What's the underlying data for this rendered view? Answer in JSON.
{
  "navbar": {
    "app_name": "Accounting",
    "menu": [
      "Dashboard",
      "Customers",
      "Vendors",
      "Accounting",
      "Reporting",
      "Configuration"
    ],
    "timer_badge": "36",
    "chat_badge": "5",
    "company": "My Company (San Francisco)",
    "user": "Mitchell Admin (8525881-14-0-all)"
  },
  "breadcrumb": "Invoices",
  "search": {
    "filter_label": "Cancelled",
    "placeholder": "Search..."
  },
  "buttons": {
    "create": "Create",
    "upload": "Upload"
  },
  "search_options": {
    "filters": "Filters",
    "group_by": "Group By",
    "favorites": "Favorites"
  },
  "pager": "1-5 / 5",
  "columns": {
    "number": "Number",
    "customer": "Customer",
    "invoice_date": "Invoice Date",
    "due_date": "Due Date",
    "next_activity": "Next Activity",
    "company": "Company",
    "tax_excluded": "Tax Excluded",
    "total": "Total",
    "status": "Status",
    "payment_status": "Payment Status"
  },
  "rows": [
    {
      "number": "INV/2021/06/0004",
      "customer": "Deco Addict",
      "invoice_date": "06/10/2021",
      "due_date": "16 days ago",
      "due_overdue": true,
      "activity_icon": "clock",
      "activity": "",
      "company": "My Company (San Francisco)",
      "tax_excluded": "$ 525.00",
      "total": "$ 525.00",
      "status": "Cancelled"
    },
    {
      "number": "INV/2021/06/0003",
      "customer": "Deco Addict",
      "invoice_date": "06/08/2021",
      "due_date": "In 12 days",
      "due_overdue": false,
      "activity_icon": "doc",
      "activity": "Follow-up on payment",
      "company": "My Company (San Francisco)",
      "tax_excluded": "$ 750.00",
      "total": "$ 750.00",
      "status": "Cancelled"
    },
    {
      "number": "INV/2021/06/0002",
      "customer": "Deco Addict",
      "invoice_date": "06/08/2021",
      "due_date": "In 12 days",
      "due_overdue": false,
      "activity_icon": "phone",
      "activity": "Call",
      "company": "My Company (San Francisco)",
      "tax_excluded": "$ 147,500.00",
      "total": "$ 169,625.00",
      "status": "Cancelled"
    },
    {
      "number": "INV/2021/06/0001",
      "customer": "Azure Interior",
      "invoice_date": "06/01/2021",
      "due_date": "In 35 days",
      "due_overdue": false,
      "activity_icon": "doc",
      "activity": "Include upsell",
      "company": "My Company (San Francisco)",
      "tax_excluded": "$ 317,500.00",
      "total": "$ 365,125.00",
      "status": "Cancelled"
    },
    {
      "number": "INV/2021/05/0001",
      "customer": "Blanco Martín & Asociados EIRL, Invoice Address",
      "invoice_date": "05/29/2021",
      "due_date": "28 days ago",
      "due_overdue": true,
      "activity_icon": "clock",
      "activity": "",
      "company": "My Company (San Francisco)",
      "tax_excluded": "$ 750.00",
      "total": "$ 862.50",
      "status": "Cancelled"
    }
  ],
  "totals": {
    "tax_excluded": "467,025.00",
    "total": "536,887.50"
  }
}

※ ※ ※

**Problem to solve**
All of the data above should be transcribed exactly.

**Task result**
What's the underlying data for this rendered view? Answer in JSON.
{
  "navbar": {
    "app_name": "Accounting",
    "menu": [
      "Dashboard",
      "Customers",
      "Vendors",
      "Accounting",
      "Reporting",
      "Configuration"
    ],
    "timer_badge": "36",
    "chat_badge": "5",
    "company": "My Company (San Francisco)",
    "user": "Mitchell Admin (8525881-14-0-all)"
  },
  "breadcrumb": "Invoices",
  "search": {
    "filter_label": "Cancelled",
    "placeholder": "Search..."
  },
  "buttons": {
    "create": "Create",
    "upload": "Upload"
  },
  "search_options": {
    "filters": "Filters",
    "group_by": "Group By",
    "favorites": "Favorites"
  },
  "pager": "1-5 / 5",
  "columns": {
    "number": "Number",
    "customer": "Customer",
    "invoice_date": "Invoice Date",
    "due_date": "Due Date",
    "next_activity": "Next Activity",
    "company": "Company",
    "tax_excluded": "Tax Excluded",
    "total": "Total",
    "status": "Status",
    "payment_status": "Payment Status"
  },
  "rows": [
    {
      "number": "INV/2021/06/0004",
      "customer": "Deco Addict",
      "invoice_date": "06/10/2021",
      "due_date": "16 days ago",
      "due_overdue": true,
      "activity_icon": "clock",
      "activity": "",
      "company": "My Company (San Francisco)",
      "tax_excluded": "$ 525.00",
      "total": "$ 525.00",
      "status": "Cancelled"
    },
    {
      "number": "INV/2021/06/0003",
      "customer": "Deco Addict",
      "invoice_date": "06/08/2021",
      "due_date": "In 12 days",
      "due_overdue": false,
      "activity_icon": "doc",
      "activity": "Follow-up on payment",
      "company": "My Company (San Francisco)",
      "tax_excluded": "$ 750.00",
      "total": "$ 750.00",
      "status": "Cancelled"
    },
    {
      "number": "INV/2021/06/0002",
      "customer": "Deco Addict",
      "invoice_date": "06/08/2021",
      "due_date": "In 12 days",
      "due_overdue": false,
      "activity_icon": "phone",
      "activity": "Call",
      "company": "My Company (San Francisco)",
      "tax_excluded": "$ 147,500.00",
      "total": "$ 169,625.00",
      "status": "Cancelled"
    },
    {
      "number": "INV/2021/06/0001",
      "customer": "Azure Interior",
      "invoice_date": "06/01/2021",
      "due_date": "In 35 days",
      "due_overdue": false,
      "activity_icon": "doc",
      "activity": "Include upsell",
      "company": "My Company (San Francisco)",
      "tax_excluded": "$ 317,500.00",
      "total": "$ 365,125.00",
      "status": "Cancelled"
    },
    {
      "number": "INV/2021/05/0001",
      "customer": "Blanco Martín & Asociados EIRL, Invoice Address",
      "invoice_date": "05/29/2021",
      "due_date": "28 days ago",
      "due_overdue": true,
      "activity_icon": "clock",
      "activity": "",
      "company": "My Company (San Francisco)",
      "tax_excluded": "$ 750.00",
      "total": "$ 862.50",
      "status": "Cancelled"
    }
  ],
  "totals": {
    "tax_excluded": "467,025.00",
    "total": "536,887.50"
  }
}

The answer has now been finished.